→ Task description: Gather each line in the entries that includes the string "this".

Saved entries
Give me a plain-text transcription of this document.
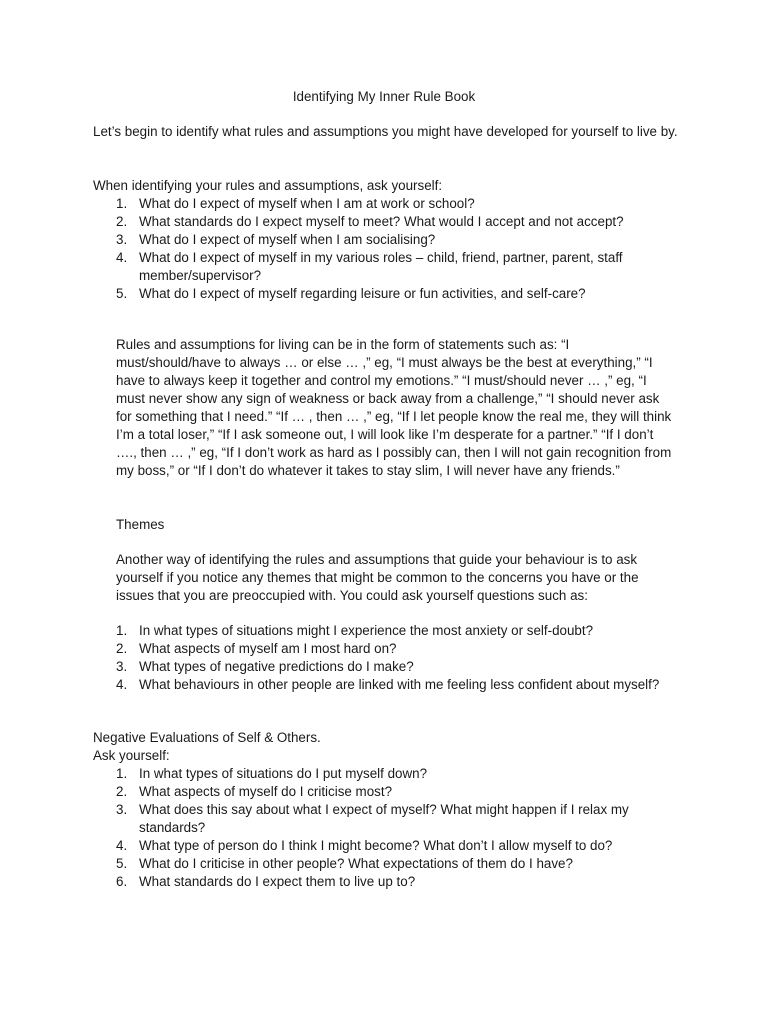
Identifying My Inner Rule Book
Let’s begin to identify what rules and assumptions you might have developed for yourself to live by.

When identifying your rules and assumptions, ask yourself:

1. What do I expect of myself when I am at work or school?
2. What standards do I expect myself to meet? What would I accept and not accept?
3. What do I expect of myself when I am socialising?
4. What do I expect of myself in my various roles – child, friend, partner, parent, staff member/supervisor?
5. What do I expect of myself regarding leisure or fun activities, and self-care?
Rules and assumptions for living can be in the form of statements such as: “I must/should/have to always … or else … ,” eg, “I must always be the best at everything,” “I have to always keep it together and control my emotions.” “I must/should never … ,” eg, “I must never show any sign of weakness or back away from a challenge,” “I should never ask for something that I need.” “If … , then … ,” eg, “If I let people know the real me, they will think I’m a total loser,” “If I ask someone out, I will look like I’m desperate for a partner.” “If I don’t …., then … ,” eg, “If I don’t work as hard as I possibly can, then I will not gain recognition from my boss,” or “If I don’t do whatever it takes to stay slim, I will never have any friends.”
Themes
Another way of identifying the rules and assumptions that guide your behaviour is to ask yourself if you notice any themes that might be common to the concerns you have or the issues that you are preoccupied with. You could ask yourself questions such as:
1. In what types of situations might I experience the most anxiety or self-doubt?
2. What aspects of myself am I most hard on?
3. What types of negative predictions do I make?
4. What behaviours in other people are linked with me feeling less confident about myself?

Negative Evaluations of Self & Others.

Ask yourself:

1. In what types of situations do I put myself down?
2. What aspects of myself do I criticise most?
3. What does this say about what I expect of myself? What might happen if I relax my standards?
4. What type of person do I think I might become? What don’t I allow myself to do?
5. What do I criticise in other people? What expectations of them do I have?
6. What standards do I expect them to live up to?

→ Output of the task:
Give me a plain-text transcription of this document.
3. What does this say about what I expect of myself? What might happen if I relax my standards?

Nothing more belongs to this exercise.